# [AIM OF THE EXERCISE]
Repeat every line of the data exactly, but not the pictures.

(Collected data entries)
* START *

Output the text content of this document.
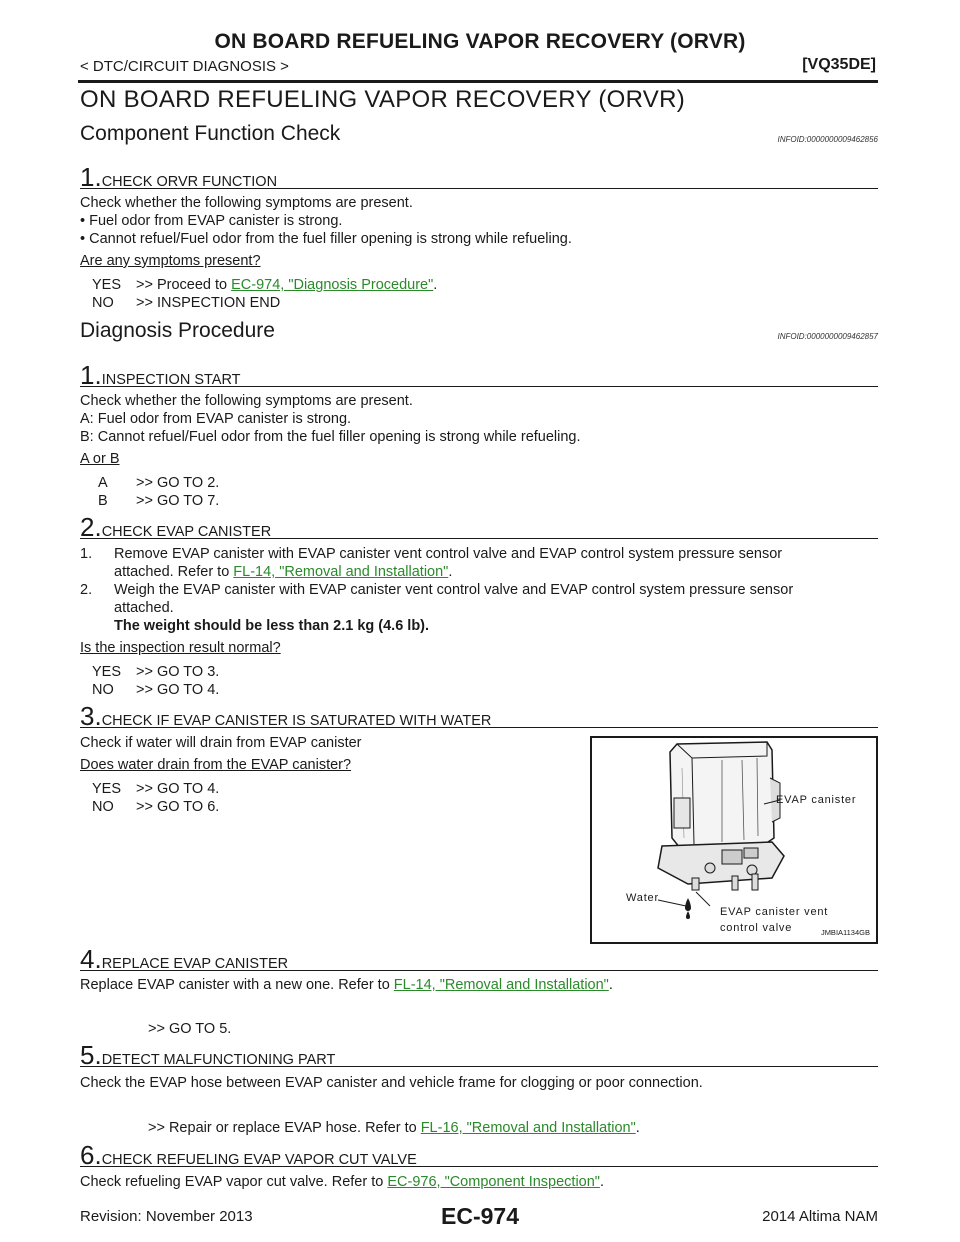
ON BOARD REFUELING VAPOR RECOVERY (ORVR)
< DTC/CIRCUIT DIAGNOSIS >	[VQ35DE]
ON BOARD REFUELING VAPOR RECOVERY (ORVR)
Component Function Check	INFOID:0000000009462856
1.CHECK ORVR FUNCTION
Check whether the following symptoms are present.
• Fuel odor from EVAP canister is strong.
• Cannot refuel/Fuel odor from the fuel filler opening is strong while refueling.
Are any symptoms present?
YES >> Proceed to EC-974, "Diagnosis Procedure".
NO >> INSPECTION END
Diagnosis Procedure	INFOID:0000000009462857
1.INSPECTION START
Check whether the following symptoms are present.
A: Fuel odor from EVAP canister is strong.
B: Cannot refuel/Fuel odor from the fuel filler opening is strong while refueling.
A or B
A >> GO TO 2.
B >> GO TO 7.
2.CHECK EVAP CANISTER
1. Remove EVAP canister with EVAP canister vent control valve and EVAP control system pressure sensor
attached. Refer to FL-14, "Removal and Installation".
2. Weigh the EVAP canister with EVAP canister vent control valve and EVAP control system pressure sensor
attached.
The weight should be less than 2.1 kg (4.6 lb).
Is the inspection result normal?
YES >> GO TO 3.
NO >> GO TO 4.
3.CHECK IF EVAP CANISTER IS SATURATED WITH WATER
Check if water will drain from EVAP canister
Does water drain from the EVAP canister?
YES >> GO TO 4.
NO >> GO TO 6.	EVAP canister
Water
EVAP canister vent
control valve	JMBIA1134GB
4.REPLACE EVAP CANISTER
Replace EVAP canister with a new one. Refer to FL-14, "Removal and Installation".
>> GO TO 5.
5.DETECT MALFUNCTIONING PART
Check the EVAP hose between EVAP canister and vehicle frame for clogging or poor connection.
>> Repair or replace EVAP hose. Refer to FL-16, "Removal and Installation".
6.CHECK REFUELING EVAP VAPOR CUT VALVE
Check refueling EVAP vapor cut valve. Refer to EC-976, "Component Inspection".
Revision: November 2013	EC-974	2014 Altima NAM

* END *

# [TASK OUTPUT]
Output the text content of this document.
ON BOARD REFUELING VAPOR RECOVERY (ORVR)
< DTC/CIRCUIT DIAGNOSIS >	[VQ35DE]
ON BOARD REFUELING VAPOR RECOVERY (ORVR)
Component Function Check	INFOID:0000000009462856
1.CHECK ORVR FUNCTION
Check whether the following symptoms are present.
• Fuel odor from EVAP canister is strong.
• Cannot refuel/Fuel odor from the fuel filler opening is strong while refueling.
Are any symptoms present?
YES >> Proceed to EC-974, "Diagnosis Procedure".
NO >> INSPECTION END
Diagnosis Procedure	INFOID:0000000009462857
1.INSPECTION START
Check whether the following symptoms are present.
A: Fuel odor from EVAP canister is strong.
B: Cannot refuel/Fuel odor from the fuel filler opening is strong while refueling.
A or B
A >> GO TO 2.
B >> GO TO 7.
2.CHECK EVAP CANISTER
1. Remove EVAP canister with EVAP canister vent control valve and EVAP control system pressure sensor
attached. Refer to FL-14, "Removal and Installation".
2. Weigh the EVAP canister with EVAP canister vent control valve and EVAP control system pressure sensor
attached.
The weight should be less than 2.1 kg (4.6 lb).
Is the inspection result normal?
YES >> GO TO 3.
NO >> GO TO 4.
3.CHECK IF EVAP CANISTER IS SATURATED WITH WATER
Check if water will drain from EVAP canister
Does water drain from the EVAP canister?
YES >> GO TO 4.
NO >> GO TO 6.	EVAP canister
Water
EVAP canister vent
control valve	JMBIA1134GB
4.REPLACE EVAP CANISTER
Replace EVAP canister with a new one. Refer to FL-14, "Removal and Installation".
>> GO TO 5.
5.DETECT MALFUNCTIONING PART
Check the EVAP hose between EVAP canister and vehicle frame for clogging or poor connection.
>> Repair or replace EVAP hose. Refer to FL-16, "Removal and Installation".
6.CHECK REFUELING EVAP VAPOR CUT VALVE
Check refueling EVAP vapor cut valve. Refer to EC-976, "Component Inspection".
Revision: November 2013	EC-974	2014 Altima NAM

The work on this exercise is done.